[start Provided entries]

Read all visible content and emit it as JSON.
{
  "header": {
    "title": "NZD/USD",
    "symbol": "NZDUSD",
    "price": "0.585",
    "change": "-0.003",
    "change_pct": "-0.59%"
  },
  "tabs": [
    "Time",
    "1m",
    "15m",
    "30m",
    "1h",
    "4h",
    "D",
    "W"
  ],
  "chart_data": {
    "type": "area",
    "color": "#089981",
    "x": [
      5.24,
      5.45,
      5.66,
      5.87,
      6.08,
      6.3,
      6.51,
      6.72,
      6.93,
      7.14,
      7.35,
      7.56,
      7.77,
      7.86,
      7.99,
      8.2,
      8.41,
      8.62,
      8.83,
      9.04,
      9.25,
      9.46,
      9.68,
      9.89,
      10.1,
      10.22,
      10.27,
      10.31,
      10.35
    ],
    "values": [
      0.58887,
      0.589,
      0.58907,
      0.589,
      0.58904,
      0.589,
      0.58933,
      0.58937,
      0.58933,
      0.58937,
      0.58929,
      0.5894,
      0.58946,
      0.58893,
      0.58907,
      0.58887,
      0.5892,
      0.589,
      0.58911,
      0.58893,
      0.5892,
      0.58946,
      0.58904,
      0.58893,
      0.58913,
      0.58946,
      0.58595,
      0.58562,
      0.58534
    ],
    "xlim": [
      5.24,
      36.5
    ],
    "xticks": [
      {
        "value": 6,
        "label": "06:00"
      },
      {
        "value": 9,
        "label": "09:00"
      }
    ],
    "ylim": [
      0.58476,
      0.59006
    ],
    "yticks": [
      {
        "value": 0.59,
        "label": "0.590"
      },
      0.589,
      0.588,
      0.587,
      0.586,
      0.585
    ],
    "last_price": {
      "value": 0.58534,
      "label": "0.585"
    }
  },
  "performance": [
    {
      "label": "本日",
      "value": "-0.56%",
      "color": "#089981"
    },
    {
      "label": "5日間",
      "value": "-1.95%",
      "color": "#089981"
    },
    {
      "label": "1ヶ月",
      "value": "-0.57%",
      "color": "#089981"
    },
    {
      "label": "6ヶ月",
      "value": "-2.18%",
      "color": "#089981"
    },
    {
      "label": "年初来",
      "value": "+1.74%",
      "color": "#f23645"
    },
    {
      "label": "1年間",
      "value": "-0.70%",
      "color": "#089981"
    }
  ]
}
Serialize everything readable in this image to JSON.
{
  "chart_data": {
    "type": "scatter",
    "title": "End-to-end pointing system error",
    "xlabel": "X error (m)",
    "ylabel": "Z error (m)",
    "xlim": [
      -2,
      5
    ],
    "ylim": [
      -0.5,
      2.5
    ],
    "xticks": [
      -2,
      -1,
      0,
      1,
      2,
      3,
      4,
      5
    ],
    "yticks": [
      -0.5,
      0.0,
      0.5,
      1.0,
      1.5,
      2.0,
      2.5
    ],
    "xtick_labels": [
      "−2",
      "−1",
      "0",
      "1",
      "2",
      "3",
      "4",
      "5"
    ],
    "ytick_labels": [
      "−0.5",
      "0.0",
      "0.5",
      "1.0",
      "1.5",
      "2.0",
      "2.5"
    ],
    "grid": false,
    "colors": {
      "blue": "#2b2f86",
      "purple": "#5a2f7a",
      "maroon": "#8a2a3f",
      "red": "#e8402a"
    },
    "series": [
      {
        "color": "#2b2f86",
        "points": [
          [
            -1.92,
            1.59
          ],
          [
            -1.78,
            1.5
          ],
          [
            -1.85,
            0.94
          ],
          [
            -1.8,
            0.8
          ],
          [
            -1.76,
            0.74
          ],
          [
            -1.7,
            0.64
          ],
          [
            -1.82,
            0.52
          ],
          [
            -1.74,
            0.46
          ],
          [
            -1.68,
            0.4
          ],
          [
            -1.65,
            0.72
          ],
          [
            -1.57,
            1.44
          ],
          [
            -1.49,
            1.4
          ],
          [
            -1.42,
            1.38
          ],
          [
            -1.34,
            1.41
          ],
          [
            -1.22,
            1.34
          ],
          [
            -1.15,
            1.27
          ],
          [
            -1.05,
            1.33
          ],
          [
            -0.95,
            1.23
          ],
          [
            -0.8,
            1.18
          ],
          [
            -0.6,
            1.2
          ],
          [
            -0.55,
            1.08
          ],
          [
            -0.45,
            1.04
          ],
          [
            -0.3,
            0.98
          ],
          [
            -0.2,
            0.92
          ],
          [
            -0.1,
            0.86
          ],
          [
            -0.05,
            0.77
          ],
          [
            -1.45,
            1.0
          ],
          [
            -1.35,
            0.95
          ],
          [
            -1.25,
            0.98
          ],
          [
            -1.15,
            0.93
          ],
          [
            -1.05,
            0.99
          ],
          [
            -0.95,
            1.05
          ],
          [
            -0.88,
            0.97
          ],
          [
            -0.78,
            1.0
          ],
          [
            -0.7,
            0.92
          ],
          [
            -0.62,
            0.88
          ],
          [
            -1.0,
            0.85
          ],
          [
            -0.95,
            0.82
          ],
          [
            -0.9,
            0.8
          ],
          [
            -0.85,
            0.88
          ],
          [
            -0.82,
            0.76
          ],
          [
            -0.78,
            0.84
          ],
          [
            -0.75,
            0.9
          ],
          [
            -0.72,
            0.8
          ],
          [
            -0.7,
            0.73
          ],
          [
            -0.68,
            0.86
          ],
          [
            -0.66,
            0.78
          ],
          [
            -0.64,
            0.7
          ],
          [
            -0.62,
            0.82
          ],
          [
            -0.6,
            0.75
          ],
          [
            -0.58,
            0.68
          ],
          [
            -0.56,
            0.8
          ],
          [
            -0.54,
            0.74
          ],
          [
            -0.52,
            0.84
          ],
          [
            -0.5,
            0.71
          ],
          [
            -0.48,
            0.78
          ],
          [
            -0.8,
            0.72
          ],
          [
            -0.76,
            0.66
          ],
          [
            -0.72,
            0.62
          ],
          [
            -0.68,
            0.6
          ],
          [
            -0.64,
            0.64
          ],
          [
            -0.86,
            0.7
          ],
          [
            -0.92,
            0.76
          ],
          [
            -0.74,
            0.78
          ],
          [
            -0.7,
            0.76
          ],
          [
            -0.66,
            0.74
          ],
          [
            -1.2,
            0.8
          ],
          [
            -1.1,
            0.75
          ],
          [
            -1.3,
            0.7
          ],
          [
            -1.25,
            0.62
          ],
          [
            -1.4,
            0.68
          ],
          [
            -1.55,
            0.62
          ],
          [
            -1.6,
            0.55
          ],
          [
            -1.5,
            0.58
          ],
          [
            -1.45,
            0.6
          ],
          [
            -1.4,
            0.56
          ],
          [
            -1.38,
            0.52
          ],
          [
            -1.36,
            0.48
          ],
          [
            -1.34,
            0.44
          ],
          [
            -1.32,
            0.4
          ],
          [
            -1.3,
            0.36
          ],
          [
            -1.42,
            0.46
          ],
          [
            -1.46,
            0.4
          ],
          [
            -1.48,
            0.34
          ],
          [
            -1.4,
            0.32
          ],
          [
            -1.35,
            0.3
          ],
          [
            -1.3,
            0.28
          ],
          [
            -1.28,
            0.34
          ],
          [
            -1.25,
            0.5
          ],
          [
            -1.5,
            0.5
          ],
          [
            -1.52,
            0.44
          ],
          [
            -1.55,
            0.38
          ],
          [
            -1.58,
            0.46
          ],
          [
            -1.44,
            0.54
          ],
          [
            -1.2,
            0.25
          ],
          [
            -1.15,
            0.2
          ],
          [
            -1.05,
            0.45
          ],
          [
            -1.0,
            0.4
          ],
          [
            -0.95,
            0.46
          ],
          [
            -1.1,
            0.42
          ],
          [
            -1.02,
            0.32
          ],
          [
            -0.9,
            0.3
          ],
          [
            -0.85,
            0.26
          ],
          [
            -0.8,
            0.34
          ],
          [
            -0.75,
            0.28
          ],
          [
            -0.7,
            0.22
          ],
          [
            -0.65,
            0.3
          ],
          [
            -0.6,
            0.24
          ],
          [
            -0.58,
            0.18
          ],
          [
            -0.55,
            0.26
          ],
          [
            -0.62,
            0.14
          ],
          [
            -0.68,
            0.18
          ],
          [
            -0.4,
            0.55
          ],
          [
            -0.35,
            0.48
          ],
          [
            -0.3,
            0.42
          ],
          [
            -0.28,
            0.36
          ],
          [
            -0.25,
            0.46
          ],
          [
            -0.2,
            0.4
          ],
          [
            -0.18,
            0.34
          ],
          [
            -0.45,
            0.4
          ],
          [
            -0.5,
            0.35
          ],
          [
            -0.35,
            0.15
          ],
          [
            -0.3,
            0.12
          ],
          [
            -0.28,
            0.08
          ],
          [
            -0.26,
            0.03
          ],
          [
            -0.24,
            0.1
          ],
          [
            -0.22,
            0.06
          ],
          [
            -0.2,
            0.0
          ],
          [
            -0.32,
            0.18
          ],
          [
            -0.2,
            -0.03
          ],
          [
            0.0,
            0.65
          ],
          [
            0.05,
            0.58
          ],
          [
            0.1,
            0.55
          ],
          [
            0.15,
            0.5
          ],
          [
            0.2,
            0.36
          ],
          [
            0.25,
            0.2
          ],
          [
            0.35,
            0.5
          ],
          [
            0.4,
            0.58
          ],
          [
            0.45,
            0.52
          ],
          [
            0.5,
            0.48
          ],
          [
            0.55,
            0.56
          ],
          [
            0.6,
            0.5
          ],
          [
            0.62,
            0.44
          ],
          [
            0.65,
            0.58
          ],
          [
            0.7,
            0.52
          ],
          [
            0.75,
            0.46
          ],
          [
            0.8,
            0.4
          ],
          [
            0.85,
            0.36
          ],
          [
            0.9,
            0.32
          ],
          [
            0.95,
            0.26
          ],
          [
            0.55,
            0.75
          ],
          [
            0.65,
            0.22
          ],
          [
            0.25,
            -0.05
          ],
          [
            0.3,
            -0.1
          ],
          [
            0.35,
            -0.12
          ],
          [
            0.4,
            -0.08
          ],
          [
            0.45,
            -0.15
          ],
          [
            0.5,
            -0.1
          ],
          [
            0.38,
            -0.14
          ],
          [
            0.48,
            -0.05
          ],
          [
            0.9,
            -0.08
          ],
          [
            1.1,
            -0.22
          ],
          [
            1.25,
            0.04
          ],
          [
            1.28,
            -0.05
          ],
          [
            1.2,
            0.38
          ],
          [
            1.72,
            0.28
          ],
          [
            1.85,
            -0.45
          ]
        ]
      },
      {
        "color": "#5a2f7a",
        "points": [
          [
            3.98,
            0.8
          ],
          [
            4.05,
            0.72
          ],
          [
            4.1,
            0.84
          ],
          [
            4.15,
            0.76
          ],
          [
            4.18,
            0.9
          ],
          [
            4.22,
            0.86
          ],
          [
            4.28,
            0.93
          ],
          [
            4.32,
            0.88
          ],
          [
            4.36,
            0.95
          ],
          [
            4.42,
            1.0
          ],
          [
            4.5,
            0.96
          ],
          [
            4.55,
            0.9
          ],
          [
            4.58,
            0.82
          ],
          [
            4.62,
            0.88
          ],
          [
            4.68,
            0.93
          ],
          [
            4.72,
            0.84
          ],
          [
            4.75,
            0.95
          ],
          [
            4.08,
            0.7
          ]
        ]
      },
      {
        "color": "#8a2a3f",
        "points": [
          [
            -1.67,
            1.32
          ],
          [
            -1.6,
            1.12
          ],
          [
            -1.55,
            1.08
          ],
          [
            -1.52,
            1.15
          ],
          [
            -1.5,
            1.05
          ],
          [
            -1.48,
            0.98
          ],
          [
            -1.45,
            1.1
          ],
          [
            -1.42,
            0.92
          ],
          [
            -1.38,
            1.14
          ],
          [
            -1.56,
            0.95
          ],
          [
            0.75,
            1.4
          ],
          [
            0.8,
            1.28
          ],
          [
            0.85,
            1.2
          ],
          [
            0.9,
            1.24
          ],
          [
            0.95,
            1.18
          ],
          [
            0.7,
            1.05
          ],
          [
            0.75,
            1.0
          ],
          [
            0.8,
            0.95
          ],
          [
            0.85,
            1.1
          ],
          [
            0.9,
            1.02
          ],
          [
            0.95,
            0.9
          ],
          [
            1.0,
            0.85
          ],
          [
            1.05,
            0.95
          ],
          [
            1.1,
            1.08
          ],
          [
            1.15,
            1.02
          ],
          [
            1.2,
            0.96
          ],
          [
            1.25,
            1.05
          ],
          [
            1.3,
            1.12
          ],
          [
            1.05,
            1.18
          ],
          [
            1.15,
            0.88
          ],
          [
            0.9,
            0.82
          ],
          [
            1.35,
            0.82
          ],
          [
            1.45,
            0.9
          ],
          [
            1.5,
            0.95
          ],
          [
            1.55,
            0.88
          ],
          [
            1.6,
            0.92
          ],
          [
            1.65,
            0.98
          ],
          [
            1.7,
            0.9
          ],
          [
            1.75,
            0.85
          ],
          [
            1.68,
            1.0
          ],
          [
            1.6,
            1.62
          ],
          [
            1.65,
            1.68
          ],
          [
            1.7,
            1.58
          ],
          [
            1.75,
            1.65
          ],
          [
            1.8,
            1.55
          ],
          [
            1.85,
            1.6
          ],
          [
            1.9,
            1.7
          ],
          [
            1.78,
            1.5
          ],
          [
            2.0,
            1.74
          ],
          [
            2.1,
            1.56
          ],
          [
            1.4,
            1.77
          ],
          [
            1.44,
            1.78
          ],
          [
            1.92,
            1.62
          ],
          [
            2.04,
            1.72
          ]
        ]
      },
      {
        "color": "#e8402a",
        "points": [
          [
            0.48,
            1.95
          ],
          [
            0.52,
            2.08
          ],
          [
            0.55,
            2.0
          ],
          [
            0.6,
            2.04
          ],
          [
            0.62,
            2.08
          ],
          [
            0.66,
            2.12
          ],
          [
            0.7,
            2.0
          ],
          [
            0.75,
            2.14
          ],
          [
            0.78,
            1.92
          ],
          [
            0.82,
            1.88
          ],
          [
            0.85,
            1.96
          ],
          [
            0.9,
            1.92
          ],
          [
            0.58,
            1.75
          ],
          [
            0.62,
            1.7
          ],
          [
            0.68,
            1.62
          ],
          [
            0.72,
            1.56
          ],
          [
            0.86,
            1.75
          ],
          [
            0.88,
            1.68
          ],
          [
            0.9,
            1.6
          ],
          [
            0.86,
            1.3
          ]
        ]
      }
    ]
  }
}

[end Provided entries]

■ What the task asks ■
Report how many lines in the records hold the word "error", giving the number and nothing else.

■ The reply ■
3